* **任务要求**:
A. 请照抄阅读摘录中的原文，从“后来我才从连炎辉口中得悉,她”开始，到“跳呼吸,眼珠转动,默然心领。”为止（包括这几个字）。
B. 根据阅读摘录，她看信时已经不能做哪些事？请全部列出。
C. 请接着阅读摘录里写阿梅离世的这段文字，从最后一句之后往下续写。

═══ 阅读摘录 ═══

后来我才从连炎辉口中得悉,她看信时已不能起床、进食,甚至活动。医生用最平和的语气告诉她,癌细胞扩散至脑部,以后再也不能唱歌、演戏了。她气若游丝:“是,但给我做一样也好呀?”又道:“既是这样,我便走了。”
之后昏迷,一直无言。
她的好友相伴,一一见了最后一面,那时阿梅每小时打一针吗啡,只靠插喉咙维持心跳呼吸,眼珠转动,默然心领。
二○○三年十二月三十日凌晨二时五十分大去。过不了新年。
世事短如春梦。
梦里繁花似锦,金玉满堂,崇拜者众,食客三千,华灯璀璨,掌声雷动,挥霍纵情,男欢女爱,如痴如罪,欲仙欲死……就是不愿醒来。

═══ 提取数据 ═══

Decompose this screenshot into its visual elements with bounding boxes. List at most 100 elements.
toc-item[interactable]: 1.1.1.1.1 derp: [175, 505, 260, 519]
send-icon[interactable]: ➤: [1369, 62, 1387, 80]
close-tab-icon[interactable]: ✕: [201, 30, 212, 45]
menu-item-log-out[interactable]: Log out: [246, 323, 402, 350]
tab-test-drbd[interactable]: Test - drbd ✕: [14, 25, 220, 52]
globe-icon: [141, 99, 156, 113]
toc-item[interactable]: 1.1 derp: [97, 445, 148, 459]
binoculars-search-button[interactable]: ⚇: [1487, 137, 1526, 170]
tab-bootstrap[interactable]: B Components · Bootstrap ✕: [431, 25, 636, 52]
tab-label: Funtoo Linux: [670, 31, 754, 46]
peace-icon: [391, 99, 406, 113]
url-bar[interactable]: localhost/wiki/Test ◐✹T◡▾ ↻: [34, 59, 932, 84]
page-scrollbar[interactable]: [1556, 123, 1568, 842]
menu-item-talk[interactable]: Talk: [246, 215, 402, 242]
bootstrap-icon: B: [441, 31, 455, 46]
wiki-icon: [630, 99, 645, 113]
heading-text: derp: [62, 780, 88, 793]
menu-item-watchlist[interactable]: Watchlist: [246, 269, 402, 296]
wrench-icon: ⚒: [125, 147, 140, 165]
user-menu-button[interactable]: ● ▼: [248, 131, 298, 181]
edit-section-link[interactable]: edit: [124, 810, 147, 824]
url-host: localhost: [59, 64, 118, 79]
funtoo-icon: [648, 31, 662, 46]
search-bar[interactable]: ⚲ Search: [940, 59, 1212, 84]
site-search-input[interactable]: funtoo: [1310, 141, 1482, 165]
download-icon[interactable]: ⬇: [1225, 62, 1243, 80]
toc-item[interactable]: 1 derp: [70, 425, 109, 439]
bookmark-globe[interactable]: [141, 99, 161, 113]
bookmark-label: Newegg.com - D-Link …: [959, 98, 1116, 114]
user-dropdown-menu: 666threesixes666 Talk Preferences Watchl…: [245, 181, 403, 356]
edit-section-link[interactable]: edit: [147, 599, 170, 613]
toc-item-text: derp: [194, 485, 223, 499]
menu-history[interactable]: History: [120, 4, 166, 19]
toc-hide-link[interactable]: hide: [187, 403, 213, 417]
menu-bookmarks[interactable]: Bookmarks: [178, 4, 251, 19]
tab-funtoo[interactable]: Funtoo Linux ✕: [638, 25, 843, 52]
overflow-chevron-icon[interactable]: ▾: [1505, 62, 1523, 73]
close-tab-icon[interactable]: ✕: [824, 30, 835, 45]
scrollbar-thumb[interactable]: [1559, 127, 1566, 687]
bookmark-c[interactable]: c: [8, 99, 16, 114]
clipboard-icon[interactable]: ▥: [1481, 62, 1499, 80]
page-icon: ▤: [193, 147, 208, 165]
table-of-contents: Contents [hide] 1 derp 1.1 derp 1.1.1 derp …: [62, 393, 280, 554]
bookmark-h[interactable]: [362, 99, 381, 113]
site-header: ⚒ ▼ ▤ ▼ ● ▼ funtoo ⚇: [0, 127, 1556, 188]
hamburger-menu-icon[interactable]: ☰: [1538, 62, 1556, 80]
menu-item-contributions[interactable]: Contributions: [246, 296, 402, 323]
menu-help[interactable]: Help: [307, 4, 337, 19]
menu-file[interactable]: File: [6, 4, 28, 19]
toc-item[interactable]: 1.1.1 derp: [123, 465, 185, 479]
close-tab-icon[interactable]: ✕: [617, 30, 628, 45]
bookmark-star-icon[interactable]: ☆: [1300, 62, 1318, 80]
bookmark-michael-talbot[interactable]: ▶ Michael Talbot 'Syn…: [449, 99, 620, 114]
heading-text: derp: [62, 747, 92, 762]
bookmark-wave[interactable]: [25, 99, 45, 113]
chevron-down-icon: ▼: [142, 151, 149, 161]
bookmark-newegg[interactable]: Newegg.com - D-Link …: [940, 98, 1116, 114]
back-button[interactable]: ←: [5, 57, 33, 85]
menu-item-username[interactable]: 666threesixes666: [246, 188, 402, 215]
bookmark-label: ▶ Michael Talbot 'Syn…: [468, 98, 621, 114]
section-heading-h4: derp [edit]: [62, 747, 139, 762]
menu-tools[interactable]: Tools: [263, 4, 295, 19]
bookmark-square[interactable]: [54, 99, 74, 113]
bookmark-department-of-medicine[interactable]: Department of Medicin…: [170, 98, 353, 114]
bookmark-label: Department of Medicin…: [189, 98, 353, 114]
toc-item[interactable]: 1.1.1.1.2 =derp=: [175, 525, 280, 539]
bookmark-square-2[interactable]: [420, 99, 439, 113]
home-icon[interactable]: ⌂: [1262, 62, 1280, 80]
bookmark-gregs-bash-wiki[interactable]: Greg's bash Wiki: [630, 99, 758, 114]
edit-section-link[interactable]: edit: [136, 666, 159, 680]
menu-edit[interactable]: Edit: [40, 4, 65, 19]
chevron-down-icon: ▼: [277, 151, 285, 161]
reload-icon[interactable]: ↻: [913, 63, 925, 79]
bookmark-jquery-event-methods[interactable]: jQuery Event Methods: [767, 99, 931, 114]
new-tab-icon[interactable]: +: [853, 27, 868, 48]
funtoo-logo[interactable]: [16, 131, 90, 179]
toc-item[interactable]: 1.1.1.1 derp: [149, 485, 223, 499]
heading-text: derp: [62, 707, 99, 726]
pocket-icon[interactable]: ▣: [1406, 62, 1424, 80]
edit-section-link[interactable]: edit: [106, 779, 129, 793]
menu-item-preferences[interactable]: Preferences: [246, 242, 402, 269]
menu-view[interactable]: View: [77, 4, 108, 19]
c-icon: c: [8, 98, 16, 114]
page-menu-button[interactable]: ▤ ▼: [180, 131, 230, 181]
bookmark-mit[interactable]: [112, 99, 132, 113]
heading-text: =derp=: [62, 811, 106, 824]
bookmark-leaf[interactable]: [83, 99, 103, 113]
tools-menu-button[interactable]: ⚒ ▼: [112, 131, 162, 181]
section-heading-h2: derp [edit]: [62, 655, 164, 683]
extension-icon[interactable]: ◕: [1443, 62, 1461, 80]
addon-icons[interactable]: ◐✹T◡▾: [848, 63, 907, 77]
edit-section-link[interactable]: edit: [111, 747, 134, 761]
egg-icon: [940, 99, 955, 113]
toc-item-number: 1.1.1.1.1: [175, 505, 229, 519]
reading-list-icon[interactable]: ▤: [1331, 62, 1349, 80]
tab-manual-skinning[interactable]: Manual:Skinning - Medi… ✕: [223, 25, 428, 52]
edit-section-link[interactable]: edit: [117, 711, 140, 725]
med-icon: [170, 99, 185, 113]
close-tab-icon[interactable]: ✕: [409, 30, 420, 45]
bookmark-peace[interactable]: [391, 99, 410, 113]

═══

* **作答结果**:
A.
后来我才从连炎辉口中得悉,她看信时已不能起床、进食,甚至活动。医生用最平和的语气告诉她,癌细胞扩散至脑部,以后再也不能唱歌、演戏了。她气若游丝:“是,但给我做一样也好呀?”又道:“既是这样,我便走了。”
之后昏迷,一直无言。
她的好友相伴,一一见了最后一面,那时阿梅每小时打一针吗啡,只靠插喉咙维持心跳呼吸,眼珠转动,默然心领。

B. 起床、进食、活动

C.
梦里不知身是客,不知醒后要归去——醒后归去,是孤身上路。但有喇嘛诵经,一群冷静成熟真心真意的亲朋好友为她治丧,根本再无牵挂。此后清风明月,纯真无垢。
在一个遥远的地方,安详地微笑。
(后记:早在九月时,请一位修密宗研易经的朋友陈先生,在午夜代起一卦,曰“雷泽归妹”。十二月三十日我央他再问,竟同样是“归妹”。俗尘渺渺,天意茫茫。花开有时,梦醒有时。没有早一分,不能迟一秒……)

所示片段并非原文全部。